◆ EXERCISE AIM:
Write each line out again exactly as written.
----- RECORDS PROVIDED
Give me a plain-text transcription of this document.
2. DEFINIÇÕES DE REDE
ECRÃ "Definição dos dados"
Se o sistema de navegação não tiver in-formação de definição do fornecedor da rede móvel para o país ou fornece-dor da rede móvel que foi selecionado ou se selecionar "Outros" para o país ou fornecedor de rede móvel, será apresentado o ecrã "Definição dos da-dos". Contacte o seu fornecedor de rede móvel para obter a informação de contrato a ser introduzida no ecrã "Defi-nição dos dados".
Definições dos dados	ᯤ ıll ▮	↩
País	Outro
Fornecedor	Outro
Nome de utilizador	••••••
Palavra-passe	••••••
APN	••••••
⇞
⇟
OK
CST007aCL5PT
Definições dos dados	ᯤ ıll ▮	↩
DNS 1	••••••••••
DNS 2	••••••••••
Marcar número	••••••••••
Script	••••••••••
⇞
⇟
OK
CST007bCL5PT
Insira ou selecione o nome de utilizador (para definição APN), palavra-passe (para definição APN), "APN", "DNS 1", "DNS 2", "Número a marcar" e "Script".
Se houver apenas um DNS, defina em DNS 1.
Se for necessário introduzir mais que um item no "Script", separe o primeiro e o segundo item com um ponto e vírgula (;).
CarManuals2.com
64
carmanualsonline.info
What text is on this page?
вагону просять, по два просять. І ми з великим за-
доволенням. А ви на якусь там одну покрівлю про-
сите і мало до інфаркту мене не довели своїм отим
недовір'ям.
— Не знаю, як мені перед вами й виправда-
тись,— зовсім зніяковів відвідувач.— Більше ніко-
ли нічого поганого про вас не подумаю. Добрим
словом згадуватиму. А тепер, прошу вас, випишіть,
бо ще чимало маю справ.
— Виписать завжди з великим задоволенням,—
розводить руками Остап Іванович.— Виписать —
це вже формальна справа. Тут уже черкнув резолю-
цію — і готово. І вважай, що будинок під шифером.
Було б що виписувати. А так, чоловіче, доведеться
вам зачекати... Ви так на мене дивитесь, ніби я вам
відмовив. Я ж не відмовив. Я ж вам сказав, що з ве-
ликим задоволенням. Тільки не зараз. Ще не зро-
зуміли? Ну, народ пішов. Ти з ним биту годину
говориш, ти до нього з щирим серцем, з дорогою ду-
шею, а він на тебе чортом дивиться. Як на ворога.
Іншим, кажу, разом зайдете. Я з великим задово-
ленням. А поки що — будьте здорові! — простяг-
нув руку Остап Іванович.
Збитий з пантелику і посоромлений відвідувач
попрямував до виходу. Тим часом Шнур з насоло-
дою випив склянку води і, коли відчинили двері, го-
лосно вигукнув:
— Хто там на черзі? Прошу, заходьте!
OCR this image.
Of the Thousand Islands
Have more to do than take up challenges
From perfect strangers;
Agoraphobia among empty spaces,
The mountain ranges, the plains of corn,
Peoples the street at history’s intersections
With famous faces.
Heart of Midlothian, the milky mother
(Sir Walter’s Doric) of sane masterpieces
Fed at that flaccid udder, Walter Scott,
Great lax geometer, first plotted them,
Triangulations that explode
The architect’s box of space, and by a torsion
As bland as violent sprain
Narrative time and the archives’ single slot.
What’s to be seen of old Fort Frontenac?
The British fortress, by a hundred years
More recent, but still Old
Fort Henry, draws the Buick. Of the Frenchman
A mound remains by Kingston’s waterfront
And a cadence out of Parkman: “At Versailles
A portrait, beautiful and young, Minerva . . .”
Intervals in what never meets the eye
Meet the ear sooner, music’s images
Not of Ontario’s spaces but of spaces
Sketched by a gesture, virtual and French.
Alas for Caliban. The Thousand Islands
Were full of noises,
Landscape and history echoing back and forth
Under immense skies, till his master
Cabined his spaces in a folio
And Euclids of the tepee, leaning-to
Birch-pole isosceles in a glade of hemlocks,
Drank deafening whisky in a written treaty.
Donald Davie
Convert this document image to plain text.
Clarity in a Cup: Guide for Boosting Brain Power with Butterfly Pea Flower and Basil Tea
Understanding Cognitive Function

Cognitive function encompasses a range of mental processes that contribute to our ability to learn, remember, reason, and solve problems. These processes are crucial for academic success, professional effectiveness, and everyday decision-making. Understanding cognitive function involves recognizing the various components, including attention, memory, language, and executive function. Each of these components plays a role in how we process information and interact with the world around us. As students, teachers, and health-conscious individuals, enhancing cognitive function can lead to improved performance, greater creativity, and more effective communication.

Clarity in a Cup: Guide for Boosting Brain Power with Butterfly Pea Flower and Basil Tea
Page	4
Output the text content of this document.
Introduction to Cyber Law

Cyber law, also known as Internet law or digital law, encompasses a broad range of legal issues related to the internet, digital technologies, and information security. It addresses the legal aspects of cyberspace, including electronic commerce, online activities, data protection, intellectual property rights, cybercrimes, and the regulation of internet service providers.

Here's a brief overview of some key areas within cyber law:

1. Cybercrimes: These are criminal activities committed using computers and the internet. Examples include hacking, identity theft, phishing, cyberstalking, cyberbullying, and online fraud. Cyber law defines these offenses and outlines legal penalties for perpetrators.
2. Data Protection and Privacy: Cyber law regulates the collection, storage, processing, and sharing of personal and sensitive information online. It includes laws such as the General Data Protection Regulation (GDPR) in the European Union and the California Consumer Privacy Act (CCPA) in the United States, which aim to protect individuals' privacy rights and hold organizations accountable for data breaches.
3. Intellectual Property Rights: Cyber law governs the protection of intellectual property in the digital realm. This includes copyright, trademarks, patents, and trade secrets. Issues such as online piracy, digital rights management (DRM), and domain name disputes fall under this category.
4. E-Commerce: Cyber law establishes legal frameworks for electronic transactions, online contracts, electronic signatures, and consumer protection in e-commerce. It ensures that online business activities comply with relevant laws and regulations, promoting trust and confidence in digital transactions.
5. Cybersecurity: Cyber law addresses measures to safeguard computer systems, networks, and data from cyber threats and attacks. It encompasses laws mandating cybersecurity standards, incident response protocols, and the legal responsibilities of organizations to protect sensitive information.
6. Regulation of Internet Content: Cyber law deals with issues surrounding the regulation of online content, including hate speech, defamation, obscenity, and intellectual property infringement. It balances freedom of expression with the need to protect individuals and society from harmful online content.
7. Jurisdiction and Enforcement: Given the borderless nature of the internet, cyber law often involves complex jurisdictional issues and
----------
◆ THE RESULT:
Give me a plain-text transcription of this document.
2. DEFINIÇÕES DE REDE
ECRÃ "Definição dos dados"
Se o sistema de navegação não tiver in-formação de definição do fornecedor da rede móvel para o país ou fornece-dor da rede móvel que foi selecionado ou se selecionar "Outros" para o país ou fornecedor de rede móvel, será apresentado o ecrã "Definição dos da-dos". Contacte o seu fornecedor de rede móvel para obter a informação de contrato a ser introduzida no ecrã "Defi-nição dos dados".
Definições dos dados	ᯤ ıll ▮	↩
País	Outro
Fornecedor	Outro
Nome de utilizador	••••••
Palavra-passe	••••••
APN	••••••
⇞
⇟
OK
CST007aCL5PT
Definições dos dados	ᯤ ıll ▮	↩
DNS 1	••••••••••
DNS 2	••••••••••
Marcar número	••••••••••
Script	••••••••••
⇞
⇟
OK
CST007bCL5PT
Insira ou selecione o nome de utilizador (para definição APN), palavra-passe (para definição APN), "APN", "DNS 1", "DNS 2", "Número a marcar" e "Script".
Se houver apenas um DNS, defina em DNS 1.
Se for necessário introduzir mais que um item no "Script", separe o primeiro e o segundo item com um ponto e vírgula (;).
CarManuals2.com
64
carmanualsonline.info
What text is on this page?
вагону просять, по два просять. І ми з великим за-
доволенням. А ви на якусь там одну покрівлю про-
сите і мало до інфаркту мене не довели своїм отим
недовір'ям.
— Не знаю, як мені перед вами й виправда-
тись,— зовсім зніяковів відвідувач.— Більше ніко-
ли нічого поганого про вас не подумаю. Добрим
словом згадуватиму. А тепер, прошу вас, випишіть,
бо ще чимало маю справ.
— Виписать завжди з великим задоволенням,—
розводить руками Остап Іванович.— Виписать —
це вже формальна справа. Тут уже черкнув резолю-
цію — і готово. І вважай, що будинок під шифером.
Було б що виписувати. А так, чоловіче, доведеться
вам зачекати... Ви так на мене дивитесь, ніби я вам
відмовив. Я ж не відмовив. Я ж вам сказав, що з ве-
ликим задоволенням. Тільки не зараз. Ще не зро-
зуміли? Ну, народ пішов. Ти з ним биту годину
говориш, ти до нього з щирим серцем, з дорогою ду-
шею, а він на тебе чортом дивиться. Як на ворога.
Іншим, кажу, разом зайдете. Я з великим задово-
ленням. А поки що — будьте здорові! — простяг-
нув руку Остап Іванович.
Збитий з пантелику і посоромлений відвідувач
попрямував до виходу. Тим часом Шнур з насоло-
дою випив склянку води і, коли відчинили двері, го-
лосно вигукнув:
— Хто там на черзі? Прошу, заходьте!
OCR this image.
Of the Thousand Islands
Have more to do than take up challenges
From perfect strangers;
Agoraphobia among empty spaces,
The mountain ranges, the plains of corn,
Peoples the street at history’s intersections
With famous faces.
Heart of Midlothian, the milky mother
(Sir Walter’s Doric) of sane masterpieces
Fed at that flaccid udder, Walter Scott,
Great lax geometer, first plotted them,
Triangulations that explode
The architect’s box of space, and by a torsion
As bland as violent sprain
Narrative time and the archives’ single slot.
What’s to be seen of old Fort Frontenac?
The British fortress, by a hundred years
More recent, but still Old
Fort Henry, draws the Buick. Of the Frenchman
A mound remains by Kingston’s waterfront
And a cadence out of Parkman: “At Versailles
A portrait, beautiful and young, Minerva . . .”
Intervals in what never meets the eye
Meet the ear sooner, music’s images
Not of Ontario’s spaces but of spaces
Sketched by a gesture, virtual and French.
Alas for Caliban. The Thousand Islands
Were full of noises,
Landscape and history echoing back and forth
Under immense skies, till his master
Cabined his spaces in a folio
And Euclids of the tepee, leaning-to
Birch-pole isosceles in a glade of hemlocks,
Drank deafening whisky in a written treaty.
Donald Davie
Convert this document image to plain text.
Clarity in a Cup: Guide for Boosting Brain Power with Butterfly Pea Flower and Basil Tea
Understanding Cognitive Function

Cognitive function encompasses a range of mental processes that contribute to our ability to learn, remember, reason, and solve problems. These processes are crucial for academic success, professional effectiveness, and everyday decision-making. Understanding cognitive function involves recognizing the various components, including attention, memory, language, and executive function. Each of these components plays a role in how we process information and interact with the world around us. As students, teachers, and health-conscious individuals, enhancing cognitive function can lead to improved performance, greater creativity, and more effective communication.

Clarity in a Cup: Guide for Boosting Brain Power with Butterfly Pea Flower and Basil Tea
Page	4
Output the text content of this document.
Introduction to Cyber Law

Cyber law, also known as Internet law or digital law, encompasses a broad range of legal issues related to the internet, digital technologies, and information security. It addresses the legal aspects of cyberspace, including electronic commerce, online activities, data protection, intellectual property rights, cybercrimes, and the regulation of internet service providers.

Here's a brief overview of some key areas within cyber law:

1. Cybercrimes: These are criminal activities committed using computers and the internet. Examples include hacking, identity theft, phishing, cyberstalking, cyberbullying, and online fraud. Cyber law defines these offenses and outlines legal penalties for perpetrators.
2. Data Protection and Privacy: Cyber law regulates the collection, storage, processing, and sharing of personal and sensitive information online. It includes laws such as the General Data Protection Regulation (GDPR) in the European Union and the California Consumer Privacy Act (CCPA) in the United States, which aim to protect individuals' privacy rights and hold organizations accountable for data breaches.
3. Intellectual Property Rights: Cyber law governs the protection of intellectual property in the digital realm. This includes copyright, trademarks, patents, and trade secrets. Issues such as online piracy, digital rights management (DRM), and domain name disputes fall under this category.
4. E-Commerce: Cyber law establishes legal frameworks for electronic transactions, online contracts, electronic signatures, and consumer protection in e-commerce. It ensures that online business activities comply with relevant laws and regulations, promoting trust and confidence in digital transactions.
5. Cybersecurity: Cyber law addresses measures to safeguard computer systems, networks, and data from cyber threats and attacks. It encompasses laws mandating cybersecurity standards, incident response protocols, and the legal responsibilities of organizations to protect sensitive information.
6. Regulation of Internet Content: Cyber law deals with issues surrounding the regulation of online content, including hate speech, defamation, obscenity, and intellectual property infringement. It balances freedom of expression with the need to protect individuals and society from harmful online content.
7. Jurisdiction and Enforcement: Given the borderless nature of the internet, cyber law often involves complex jurisdictional issues and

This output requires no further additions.